__Exercise aim__.
Lines that contain the string "products" are to be copied; leave out all others.

::::::::

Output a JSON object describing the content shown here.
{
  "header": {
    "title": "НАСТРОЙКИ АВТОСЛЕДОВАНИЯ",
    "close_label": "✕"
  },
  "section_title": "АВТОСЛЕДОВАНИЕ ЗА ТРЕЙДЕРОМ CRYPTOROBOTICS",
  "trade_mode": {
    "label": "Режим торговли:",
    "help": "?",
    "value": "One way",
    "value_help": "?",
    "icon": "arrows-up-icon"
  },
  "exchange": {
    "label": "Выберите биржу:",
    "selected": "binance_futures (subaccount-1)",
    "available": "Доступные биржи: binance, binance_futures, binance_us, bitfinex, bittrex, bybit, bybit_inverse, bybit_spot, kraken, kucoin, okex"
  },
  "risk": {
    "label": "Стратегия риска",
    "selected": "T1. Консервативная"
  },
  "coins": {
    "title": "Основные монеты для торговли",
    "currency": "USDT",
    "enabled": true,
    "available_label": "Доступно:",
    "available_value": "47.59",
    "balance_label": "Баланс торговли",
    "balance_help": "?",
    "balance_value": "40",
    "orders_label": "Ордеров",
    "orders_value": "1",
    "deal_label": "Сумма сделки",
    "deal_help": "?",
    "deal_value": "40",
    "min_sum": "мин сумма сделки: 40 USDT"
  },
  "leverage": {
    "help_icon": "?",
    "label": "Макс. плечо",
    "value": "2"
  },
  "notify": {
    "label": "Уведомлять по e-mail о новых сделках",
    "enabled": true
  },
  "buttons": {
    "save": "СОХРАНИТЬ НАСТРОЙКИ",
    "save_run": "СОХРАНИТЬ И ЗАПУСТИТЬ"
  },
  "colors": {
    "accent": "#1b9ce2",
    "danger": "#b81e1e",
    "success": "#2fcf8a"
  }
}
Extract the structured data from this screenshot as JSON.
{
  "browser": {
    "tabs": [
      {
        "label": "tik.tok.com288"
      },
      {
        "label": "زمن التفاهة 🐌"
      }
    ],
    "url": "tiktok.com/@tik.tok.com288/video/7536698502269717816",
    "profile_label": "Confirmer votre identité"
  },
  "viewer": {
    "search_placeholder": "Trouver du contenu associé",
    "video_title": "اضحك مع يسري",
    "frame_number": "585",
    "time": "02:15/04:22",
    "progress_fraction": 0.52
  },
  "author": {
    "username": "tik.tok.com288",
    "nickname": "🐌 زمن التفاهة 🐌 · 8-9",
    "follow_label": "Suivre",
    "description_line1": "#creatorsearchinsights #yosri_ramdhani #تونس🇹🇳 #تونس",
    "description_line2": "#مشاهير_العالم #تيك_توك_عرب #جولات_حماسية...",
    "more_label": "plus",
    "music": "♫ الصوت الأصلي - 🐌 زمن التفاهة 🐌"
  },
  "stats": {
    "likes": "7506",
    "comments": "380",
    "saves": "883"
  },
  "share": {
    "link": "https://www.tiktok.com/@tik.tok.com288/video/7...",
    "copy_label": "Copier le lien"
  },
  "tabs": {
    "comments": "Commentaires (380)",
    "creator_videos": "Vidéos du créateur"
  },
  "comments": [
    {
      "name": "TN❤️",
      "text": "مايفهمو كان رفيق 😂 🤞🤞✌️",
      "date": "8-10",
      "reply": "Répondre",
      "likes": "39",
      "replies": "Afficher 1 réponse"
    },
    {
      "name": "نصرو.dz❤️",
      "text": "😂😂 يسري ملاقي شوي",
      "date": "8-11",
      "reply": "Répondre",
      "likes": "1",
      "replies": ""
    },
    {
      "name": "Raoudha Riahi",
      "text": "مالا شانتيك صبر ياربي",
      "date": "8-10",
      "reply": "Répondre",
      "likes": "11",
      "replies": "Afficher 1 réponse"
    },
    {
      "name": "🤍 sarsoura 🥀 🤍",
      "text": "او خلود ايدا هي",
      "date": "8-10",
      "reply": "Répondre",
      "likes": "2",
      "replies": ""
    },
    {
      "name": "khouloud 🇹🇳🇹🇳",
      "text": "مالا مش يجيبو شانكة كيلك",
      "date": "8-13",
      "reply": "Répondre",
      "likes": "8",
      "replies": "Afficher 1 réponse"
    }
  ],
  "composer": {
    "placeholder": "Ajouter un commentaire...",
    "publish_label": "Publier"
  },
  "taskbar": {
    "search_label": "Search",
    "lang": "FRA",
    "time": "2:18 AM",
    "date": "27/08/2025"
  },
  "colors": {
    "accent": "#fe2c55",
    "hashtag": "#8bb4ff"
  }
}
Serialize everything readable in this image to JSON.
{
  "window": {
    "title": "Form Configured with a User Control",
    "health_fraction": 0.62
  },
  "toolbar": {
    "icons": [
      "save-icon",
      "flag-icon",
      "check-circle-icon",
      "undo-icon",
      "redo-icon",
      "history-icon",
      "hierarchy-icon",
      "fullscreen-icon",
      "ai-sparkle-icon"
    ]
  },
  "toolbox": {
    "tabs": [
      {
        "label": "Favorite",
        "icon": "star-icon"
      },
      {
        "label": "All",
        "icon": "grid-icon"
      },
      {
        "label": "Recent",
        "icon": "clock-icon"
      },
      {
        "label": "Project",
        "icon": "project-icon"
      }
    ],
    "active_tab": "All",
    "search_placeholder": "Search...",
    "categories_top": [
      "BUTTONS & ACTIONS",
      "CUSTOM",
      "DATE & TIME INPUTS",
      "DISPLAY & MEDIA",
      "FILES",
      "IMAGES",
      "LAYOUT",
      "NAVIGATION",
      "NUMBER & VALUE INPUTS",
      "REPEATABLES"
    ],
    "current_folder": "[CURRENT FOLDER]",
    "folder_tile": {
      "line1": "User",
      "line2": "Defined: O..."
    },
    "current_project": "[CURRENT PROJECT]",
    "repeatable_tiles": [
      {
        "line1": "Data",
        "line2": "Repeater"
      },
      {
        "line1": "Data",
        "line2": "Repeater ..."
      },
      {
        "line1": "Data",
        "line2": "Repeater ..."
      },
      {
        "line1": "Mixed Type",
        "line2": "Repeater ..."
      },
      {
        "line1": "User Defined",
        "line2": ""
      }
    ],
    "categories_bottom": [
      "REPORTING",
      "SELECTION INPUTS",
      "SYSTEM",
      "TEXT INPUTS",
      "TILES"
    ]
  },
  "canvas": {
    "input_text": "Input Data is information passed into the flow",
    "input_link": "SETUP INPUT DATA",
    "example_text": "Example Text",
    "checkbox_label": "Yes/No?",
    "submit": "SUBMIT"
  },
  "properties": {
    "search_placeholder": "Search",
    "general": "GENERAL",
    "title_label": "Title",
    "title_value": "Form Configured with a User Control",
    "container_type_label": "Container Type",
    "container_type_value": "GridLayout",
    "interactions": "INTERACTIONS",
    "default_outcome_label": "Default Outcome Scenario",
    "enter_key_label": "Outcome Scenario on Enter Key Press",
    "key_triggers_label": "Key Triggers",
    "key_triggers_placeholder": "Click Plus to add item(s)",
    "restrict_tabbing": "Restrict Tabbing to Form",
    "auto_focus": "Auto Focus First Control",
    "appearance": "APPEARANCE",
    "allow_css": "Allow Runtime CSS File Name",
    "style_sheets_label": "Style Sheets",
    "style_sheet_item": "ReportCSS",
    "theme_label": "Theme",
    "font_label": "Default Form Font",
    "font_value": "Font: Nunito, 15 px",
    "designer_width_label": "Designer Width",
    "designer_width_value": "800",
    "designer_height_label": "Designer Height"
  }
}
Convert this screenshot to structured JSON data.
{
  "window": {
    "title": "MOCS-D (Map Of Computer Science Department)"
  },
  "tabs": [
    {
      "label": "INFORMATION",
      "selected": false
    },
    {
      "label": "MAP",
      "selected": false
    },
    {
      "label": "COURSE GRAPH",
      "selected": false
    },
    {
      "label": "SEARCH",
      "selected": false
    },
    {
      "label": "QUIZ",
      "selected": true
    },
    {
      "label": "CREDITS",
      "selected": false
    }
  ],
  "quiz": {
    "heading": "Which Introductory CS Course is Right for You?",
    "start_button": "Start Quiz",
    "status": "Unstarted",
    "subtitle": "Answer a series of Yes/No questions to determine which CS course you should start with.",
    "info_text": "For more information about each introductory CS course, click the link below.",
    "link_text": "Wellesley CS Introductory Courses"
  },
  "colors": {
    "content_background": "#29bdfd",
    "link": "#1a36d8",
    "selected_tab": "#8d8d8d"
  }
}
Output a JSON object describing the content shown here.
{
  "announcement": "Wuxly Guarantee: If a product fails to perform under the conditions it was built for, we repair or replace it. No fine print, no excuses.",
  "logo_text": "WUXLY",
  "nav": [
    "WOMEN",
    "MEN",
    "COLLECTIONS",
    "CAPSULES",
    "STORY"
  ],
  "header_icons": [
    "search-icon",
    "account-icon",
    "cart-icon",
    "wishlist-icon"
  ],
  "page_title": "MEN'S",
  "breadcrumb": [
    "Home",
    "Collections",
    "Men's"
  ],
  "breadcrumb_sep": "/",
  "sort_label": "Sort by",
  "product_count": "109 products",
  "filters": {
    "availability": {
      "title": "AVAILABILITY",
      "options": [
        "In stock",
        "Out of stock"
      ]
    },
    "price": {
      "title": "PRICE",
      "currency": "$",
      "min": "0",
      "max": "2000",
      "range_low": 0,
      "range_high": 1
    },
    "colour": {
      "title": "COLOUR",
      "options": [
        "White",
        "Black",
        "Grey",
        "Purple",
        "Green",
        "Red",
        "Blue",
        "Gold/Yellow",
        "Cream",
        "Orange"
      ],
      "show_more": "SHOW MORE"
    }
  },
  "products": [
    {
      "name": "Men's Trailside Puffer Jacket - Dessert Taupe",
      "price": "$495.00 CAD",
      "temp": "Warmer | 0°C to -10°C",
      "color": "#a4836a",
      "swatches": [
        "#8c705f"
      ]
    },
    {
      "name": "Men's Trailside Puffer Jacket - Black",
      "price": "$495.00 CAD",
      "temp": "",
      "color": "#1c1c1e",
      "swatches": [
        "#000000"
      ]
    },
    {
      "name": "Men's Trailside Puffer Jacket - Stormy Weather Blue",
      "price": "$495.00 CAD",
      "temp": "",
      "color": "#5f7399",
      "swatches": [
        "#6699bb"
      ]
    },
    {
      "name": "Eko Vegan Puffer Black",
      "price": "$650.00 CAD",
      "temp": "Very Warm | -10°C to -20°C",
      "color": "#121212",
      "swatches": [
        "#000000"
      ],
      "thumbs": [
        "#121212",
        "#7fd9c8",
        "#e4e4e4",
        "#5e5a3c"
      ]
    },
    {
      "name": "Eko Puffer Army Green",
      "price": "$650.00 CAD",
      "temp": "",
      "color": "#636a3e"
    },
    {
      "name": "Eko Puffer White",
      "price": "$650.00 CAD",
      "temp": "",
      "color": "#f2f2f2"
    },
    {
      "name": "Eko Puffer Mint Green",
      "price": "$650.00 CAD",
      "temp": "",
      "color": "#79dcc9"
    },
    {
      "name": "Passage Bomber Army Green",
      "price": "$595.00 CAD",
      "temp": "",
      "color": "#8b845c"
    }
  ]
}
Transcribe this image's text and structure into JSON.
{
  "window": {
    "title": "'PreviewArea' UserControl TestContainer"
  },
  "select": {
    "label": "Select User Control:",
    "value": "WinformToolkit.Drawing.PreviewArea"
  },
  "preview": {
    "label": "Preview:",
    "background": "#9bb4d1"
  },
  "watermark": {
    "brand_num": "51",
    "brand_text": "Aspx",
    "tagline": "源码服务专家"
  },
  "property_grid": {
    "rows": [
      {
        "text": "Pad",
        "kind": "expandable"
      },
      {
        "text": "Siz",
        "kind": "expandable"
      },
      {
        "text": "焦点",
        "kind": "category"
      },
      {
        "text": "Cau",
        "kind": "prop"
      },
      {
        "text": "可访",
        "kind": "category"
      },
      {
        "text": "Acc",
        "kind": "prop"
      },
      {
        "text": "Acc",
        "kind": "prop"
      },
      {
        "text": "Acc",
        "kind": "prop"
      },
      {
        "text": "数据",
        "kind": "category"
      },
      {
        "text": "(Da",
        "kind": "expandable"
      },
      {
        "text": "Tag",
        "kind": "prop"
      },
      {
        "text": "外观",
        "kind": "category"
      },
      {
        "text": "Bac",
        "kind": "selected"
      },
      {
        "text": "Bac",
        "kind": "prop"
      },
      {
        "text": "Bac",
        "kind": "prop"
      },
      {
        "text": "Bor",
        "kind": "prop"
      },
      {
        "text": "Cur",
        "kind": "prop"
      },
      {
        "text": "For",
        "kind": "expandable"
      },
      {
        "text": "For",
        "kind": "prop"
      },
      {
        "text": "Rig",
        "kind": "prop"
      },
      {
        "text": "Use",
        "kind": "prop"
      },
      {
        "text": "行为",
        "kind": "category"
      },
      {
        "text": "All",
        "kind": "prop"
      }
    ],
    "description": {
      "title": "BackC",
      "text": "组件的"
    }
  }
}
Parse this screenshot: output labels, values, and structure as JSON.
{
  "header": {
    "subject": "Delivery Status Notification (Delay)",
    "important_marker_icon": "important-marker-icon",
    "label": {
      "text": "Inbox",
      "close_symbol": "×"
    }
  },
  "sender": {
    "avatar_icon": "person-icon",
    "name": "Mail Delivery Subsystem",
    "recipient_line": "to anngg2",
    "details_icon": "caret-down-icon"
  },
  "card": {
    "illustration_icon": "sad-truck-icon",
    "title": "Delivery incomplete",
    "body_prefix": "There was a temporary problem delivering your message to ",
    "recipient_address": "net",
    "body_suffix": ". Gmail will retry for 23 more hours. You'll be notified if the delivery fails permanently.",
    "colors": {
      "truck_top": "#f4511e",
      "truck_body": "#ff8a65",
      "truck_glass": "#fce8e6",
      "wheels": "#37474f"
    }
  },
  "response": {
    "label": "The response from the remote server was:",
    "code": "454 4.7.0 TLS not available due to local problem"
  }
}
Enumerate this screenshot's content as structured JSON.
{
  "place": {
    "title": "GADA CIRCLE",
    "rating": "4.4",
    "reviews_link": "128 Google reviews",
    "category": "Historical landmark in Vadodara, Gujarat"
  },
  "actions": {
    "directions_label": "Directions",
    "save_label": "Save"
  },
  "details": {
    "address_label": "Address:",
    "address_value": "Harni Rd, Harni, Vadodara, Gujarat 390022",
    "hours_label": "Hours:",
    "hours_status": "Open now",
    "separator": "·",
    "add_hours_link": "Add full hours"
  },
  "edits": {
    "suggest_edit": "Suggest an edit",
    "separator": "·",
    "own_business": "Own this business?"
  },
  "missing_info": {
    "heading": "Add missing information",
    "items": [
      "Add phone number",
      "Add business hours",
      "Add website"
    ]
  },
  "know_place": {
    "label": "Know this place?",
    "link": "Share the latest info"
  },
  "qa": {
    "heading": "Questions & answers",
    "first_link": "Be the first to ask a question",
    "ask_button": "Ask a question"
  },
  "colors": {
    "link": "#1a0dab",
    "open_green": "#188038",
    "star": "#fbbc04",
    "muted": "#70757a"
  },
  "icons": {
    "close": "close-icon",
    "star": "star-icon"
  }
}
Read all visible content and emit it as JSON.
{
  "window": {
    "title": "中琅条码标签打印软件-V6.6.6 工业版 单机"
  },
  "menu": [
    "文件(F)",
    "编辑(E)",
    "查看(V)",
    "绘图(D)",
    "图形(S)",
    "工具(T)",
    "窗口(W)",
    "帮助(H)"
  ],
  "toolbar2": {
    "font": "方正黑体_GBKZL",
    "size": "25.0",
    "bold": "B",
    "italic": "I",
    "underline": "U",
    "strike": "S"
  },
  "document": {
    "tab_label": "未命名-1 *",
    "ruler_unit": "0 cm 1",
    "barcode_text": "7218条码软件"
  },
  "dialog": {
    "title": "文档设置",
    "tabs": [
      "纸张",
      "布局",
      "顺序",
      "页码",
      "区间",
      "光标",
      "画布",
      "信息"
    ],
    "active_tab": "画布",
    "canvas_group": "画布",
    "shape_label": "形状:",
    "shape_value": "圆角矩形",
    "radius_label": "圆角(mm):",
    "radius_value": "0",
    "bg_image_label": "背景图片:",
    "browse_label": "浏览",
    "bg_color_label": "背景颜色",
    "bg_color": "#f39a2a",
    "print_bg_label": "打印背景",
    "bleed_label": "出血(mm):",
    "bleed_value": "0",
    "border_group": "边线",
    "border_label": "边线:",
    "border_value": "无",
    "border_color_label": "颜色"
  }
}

::::::::

__Completed task__.
  "product_count": "109 products",
  "products": [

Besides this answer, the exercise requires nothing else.